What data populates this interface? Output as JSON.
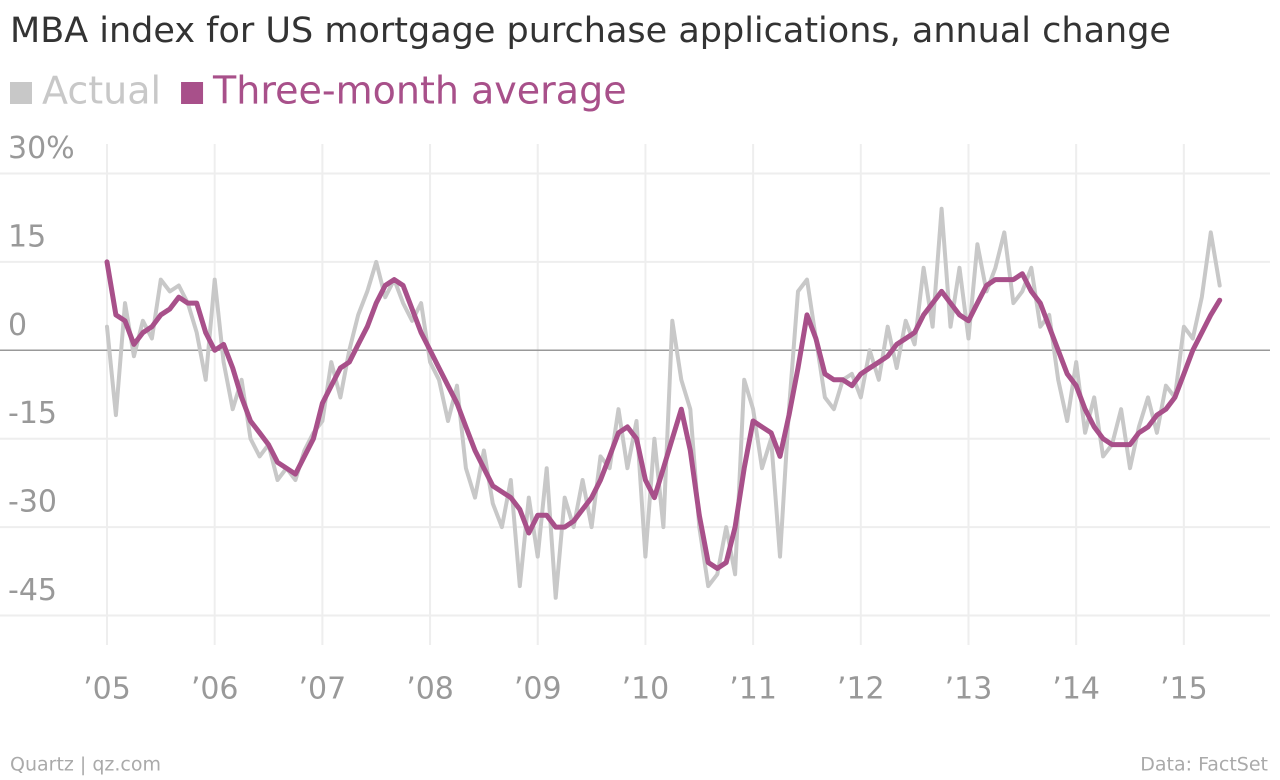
{
  "chart_data": {
    "type": "line",
    "title": "MBA index for US mortgage purchase applications, annual change",
    "credit": "Quartz | qz.com",
    "source": "Data: FactSet",
    "x": [
      2005,
      2005.083,
      2005.167,
      2005.25,
      2005.333,
      2005.417,
      2005.5,
      2005.583,
      2005.667,
      2005.75,
      2005.833,
      2005.917,
      2006,
      2006.083,
      2006.167,
      2006.25,
      2006.333,
      2006.417,
      2006.5,
      2006.583,
      2006.667,
      2006.75,
      2006.833,
      2006.917,
      2007,
      2007.083,
      2007.167,
      2007.25,
      2007.333,
      2007.417,
      2007.5,
      2007.583,
      2007.667,
      2007.75,
      2007.833,
      2007.917,
      2008,
      2008.083,
      2008.167,
      2008.25,
      2008.333,
      2008.417,
      2008.5,
      2008.583,
      2008.667,
      2008.75,
      2008.833,
      2008.917,
      2009,
      2009.083,
      2009.167,
      2009.25,
      2009.333,
      2009.417,
      2009.5,
      2009.583,
      2009.667,
      2009.75,
      2009.833,
      2009.917,
      2010,
      2010.083,
      2010.167,
      2010.25,
      2010.333,
      2010.417,
      2010.5,
      2010.583,
      2010.667,
      2010.75,
      2010.833,
      2010.917,
      2011,
      2011.083,
      2011.167,
      2011.25,
      2011.333,
      2011.417,
      2011.5,
      2011.583,
      2011.667,
      2011.75,
      2011.833,
      2011.917,
      2012,
      2012.083,
      2012.167,
      2012.25,
      2012.333,
      2012.417,
      2012.5,
      2012.583,
      2012.667,
      2012.75,
      2012.833,
      2012.917,
      2013,
      2013.083,
      2013.167,
      2013.25,
      2013.333,
      2013.417,
      2013.5,
      2013.583,
      2013.667,
      2013.75,
      2013.833,
      2013.917,
      2014,
      2014.083,
      2014.167,
      2014.25,
      2014.333,
      2014.417,
      2014.5,
      2014.583,
      2014.667,
      2014.75,
      2014.833,
      2014.917,
      2015,
      2015.083,
      2015.167,
      2015.25,
      2015.333
    ],
    "series": [
      {
        "name": "Actual",
        "color": "#c8c8c8",
        "values": [
          4,
          -11,
          8,
          -1,
          5,
          2,
          12,
          10,
          11,
          8,
          3,
          -5,
          12,
          -2,
          -10,
          -5,
          -15,
          -18,
          -16,
          -22,
          -20,
          -22,
          -17,
          -14,
          -12,
          -2,
          -8,
          0,
          6,
          10,
          15,
          9,
          12,
          8,
          5,
          8,
          -2,
          -5,
          -12,
          -6,
          -20,
          -25,
          -17,
          -26,
          -30,
          -22,
          -40,
          -25,
          -35,
          -20,
          -42,
          -25,
          -30,
          -22,
          -30,
          -18,
          -20,
          -10,
          -20,
          -12,
          -35,
          -15,
          -30,
          5,
          -5,
          -10,
          -30,
          -40,
          -38,
          -30,
          -38,
          -5,
          -10,
          -20,
          -15,
          -35,
          -10,
          10,
          12,
          2,
          -8,
          -10,
          -5,
          -4,
          -8,
          0,
          -5,
          4,
          -3,
          5,
          1,
          14,
          4,
          24,
          4,
          14,
          2,
          18,
          10,
          14,
          20,
          8,
          10,
          14,
          4,
          6,
          -5,
          -12,
          -2,
          -14,
          -8,
          -18,
          -16,
          -10,
          -20,
          -13,
          -8,
          -14,
          -6,
          -8,
          4,
          2,
          9,
          20,
          11
        ]
      },
      {
        "name": "Three-month average",
        "color": "#a8508a",
        "values": [
          15,
          6,
          5,
          1,
          3,
          4,
          6,
          7,
          9,
          8,
          8,
          3,
          0,
          1,
          -3,
          -8,
          -12,
          -14,
          -16,
          -19,
          -20,
          -21,
          -18,
          -15,
          -9,
          -6,
          -3,
          -2,
          1,
          4,
          8,
          11,
          12,
          11,
          7,
          3,
          0,
          -3,
          -6,
          -9,
          -13,
          -17,
          -20,
          -23,
          -24,
          -25,
          -27,
          -31,
          -28,
          -28,
          -30,
          -30,
          -29,
          -27,
          -25,
          -22,
          -18,
          -14,
          -13,
          -15,
          -22,
          -25,
          -20,
          -15,
          -10,
          -17,
          -28,
          -36,
          -37,
          -36,
          -30,
          -20,
          -12,
          -13,
          -14,
          -18,
          -11,
          -3,
          6,
          2,
          -4,
          -5,
          -5,
          -6,
          -4,
          -3,
          -2,
          -1,
          1,
          2,
          3,
          6,
          8,
          10,
          8,
          6,
          5,
          8,
          11,
          12,
          12,
          12,
          13,
          10,
          8,
          4,
          0,
          -4,
          -6,
          -10,
          -13,
          -15,
          -16,
          -16,
          -16,
          -14,
          -13,
          -11,
          -10,
          -8,
          -4,
          0,
          3,
          6,
          8.5
        ]
      }
    ],
    "xlim": [
      2005,
      2015.8
    ],
    "xticks": [
      {
        "value": 2005,
        "label": "’05"
      },
      {
        "value": 2006,
        "label": "’06"
      },
      {
        "value": 2007,
        "label": "’07"
      },
      {
        "value": 2008,
        "label": "’08"
      },
      {
        "value": 2009,
        "label": "’09"
      },
      {
        "value": 2010,
        "label": "’10"
      },
      {
        "value": 2011,
        "label": "’11"
      },
      {
        "value": 2012,
        "label": "’12"
      },
      {
        "value": 2013,
        "label": "’13"
      },
      {
        "value": 2014,
        "label": "’14"
      },
      {
        "value": 2015,
        "label": "’15"
      }
    ],
    "ylim": [
      -50,
      35
    ],
    "yticks": [
      {
        "value": 30,
        "label": "30%"
      },
      15,
      0,
      -15,
      -30,
      -45
    ],
    "grid": true
  }
}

● ● ● ●

Gather every line from the listing above in which the word "label" appears.

FULL RESPONSE:
        "label": "’05"
        "label": "’06"
        "label": "’07"
        "label": "’08"
        "label": "’09"
        "label": "’10"
        "label": "’11"
        "label": "’12"
        "label": "’13"
        "label": "’14"
        "label": "’15"
        "label": "30%"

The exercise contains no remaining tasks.